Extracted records
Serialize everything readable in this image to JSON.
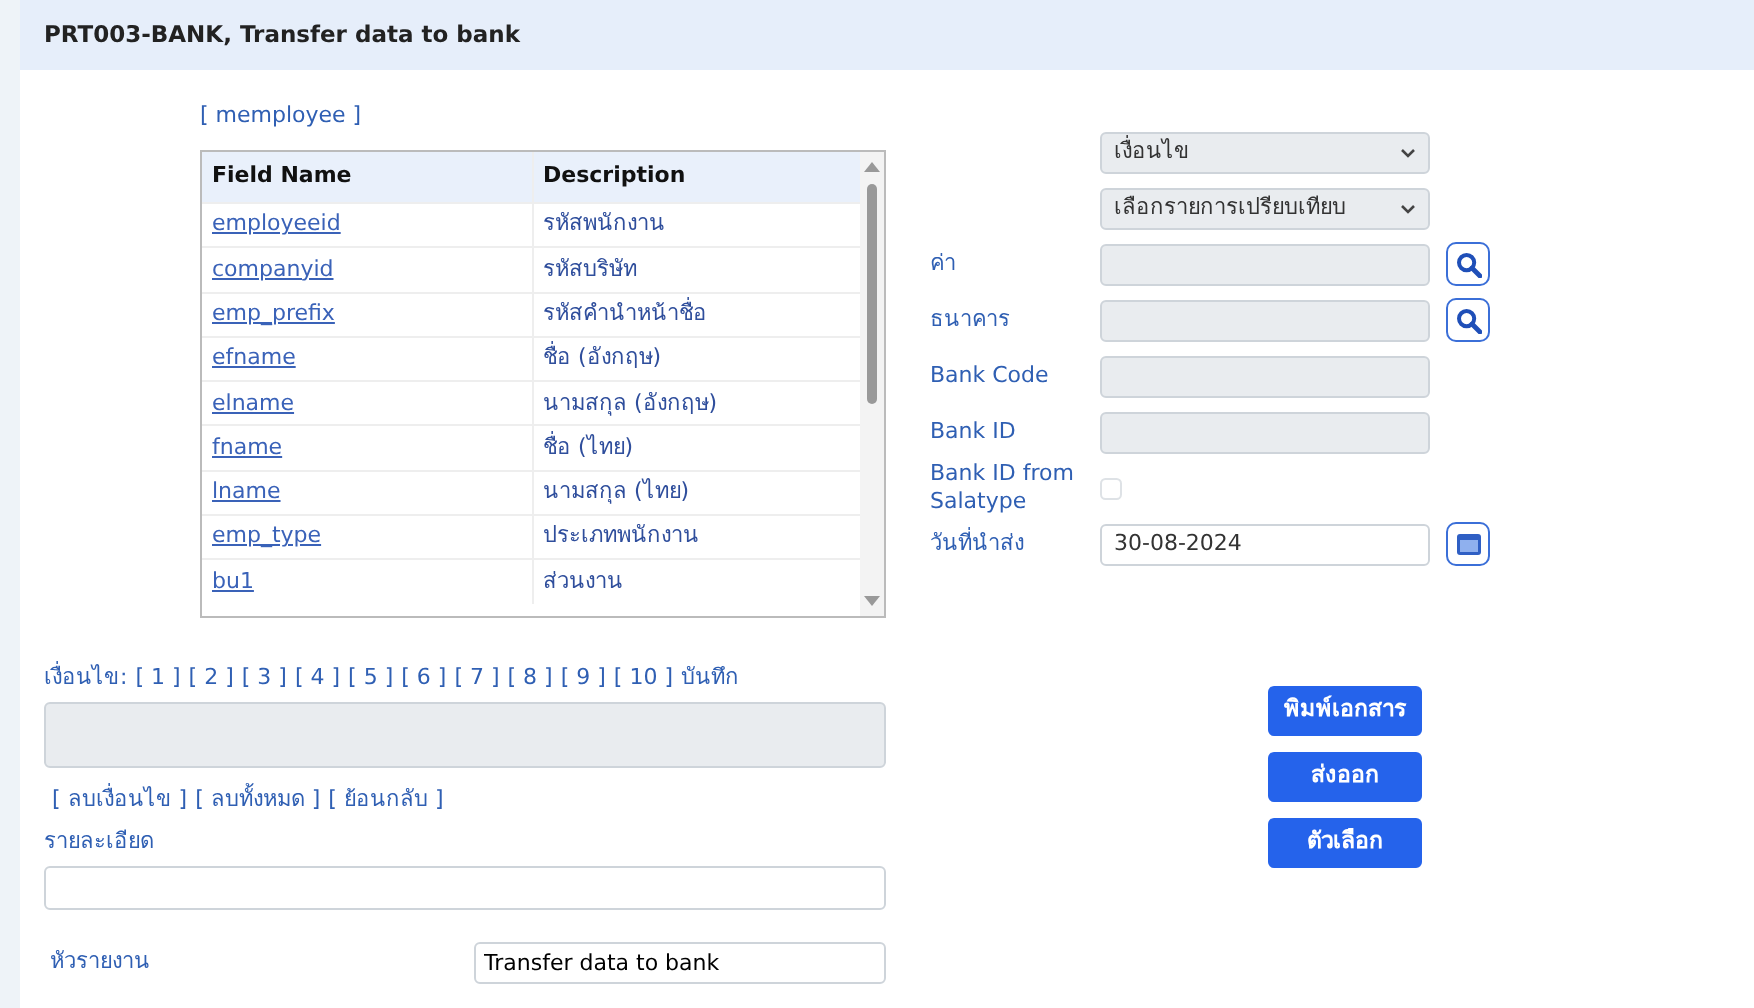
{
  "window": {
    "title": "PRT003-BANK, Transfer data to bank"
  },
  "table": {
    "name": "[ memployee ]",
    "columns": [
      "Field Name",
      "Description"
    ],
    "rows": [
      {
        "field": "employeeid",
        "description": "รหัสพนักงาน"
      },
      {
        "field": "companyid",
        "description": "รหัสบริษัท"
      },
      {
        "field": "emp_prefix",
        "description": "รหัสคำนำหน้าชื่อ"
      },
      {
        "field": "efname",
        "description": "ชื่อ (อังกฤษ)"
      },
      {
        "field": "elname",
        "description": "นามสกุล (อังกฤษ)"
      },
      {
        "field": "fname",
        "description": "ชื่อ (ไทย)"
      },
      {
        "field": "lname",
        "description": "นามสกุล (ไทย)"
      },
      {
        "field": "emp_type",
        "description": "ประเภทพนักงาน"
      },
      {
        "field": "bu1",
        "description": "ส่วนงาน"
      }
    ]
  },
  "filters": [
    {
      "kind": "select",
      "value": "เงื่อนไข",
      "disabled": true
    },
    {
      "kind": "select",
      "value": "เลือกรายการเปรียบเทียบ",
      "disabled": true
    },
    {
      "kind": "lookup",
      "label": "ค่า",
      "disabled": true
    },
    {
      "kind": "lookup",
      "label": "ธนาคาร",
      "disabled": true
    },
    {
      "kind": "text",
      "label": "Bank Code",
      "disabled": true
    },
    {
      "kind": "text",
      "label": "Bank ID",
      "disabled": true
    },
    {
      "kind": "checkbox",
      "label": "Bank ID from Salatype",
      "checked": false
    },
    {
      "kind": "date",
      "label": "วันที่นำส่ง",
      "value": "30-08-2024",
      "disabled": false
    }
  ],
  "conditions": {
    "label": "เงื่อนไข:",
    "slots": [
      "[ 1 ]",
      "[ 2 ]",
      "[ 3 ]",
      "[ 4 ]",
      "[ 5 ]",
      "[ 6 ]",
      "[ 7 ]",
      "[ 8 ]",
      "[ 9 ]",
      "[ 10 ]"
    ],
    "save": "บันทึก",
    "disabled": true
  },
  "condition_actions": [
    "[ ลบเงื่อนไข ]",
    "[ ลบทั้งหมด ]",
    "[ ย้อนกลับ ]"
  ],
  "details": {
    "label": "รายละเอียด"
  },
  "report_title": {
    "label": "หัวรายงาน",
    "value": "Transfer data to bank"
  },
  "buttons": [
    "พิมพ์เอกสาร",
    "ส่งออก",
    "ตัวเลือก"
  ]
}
==
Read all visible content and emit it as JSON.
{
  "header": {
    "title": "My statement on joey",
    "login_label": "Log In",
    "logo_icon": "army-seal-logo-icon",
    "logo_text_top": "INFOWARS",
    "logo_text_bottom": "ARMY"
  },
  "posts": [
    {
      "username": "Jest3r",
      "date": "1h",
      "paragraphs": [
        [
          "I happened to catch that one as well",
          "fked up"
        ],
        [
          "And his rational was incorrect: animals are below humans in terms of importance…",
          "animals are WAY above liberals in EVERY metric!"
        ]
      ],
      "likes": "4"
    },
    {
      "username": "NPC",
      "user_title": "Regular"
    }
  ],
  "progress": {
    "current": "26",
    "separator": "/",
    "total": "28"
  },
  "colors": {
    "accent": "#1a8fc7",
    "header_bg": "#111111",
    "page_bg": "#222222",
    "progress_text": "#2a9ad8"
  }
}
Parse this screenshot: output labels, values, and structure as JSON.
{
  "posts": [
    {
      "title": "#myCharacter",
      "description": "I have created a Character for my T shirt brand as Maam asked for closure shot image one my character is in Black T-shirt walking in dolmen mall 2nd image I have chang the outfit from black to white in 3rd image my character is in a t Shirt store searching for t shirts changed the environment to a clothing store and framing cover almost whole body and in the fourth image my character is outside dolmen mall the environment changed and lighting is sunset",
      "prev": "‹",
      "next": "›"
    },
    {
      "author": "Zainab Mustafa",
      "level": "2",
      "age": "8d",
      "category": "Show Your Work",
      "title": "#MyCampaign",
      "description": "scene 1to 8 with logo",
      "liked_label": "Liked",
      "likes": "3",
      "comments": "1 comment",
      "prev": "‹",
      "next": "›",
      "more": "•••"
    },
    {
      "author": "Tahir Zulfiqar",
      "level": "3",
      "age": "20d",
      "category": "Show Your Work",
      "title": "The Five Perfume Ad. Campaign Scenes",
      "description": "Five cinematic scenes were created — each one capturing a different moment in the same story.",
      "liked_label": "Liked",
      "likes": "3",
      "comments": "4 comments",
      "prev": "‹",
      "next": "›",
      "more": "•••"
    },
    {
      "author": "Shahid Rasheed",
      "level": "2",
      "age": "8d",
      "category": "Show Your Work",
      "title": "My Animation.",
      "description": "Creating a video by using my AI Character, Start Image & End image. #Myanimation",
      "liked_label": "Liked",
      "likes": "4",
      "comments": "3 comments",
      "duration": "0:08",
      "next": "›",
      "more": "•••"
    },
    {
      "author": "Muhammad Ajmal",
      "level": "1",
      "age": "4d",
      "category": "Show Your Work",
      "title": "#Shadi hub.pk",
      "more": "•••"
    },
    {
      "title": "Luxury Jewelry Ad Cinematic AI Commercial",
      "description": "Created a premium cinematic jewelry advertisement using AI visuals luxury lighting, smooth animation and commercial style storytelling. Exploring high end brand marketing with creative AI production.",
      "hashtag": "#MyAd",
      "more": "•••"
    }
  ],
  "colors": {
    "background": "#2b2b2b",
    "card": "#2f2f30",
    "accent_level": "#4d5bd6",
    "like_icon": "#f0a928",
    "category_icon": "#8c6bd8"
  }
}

# [EXERCISE AIM]
Filter the entries above down to the lines containing the word "อนไข".

# [RESPONSE]
      "value": "เงื่อนไข",
    "label": "เงื่อนไข:",
    "[ ลบเงื่อนไข ]",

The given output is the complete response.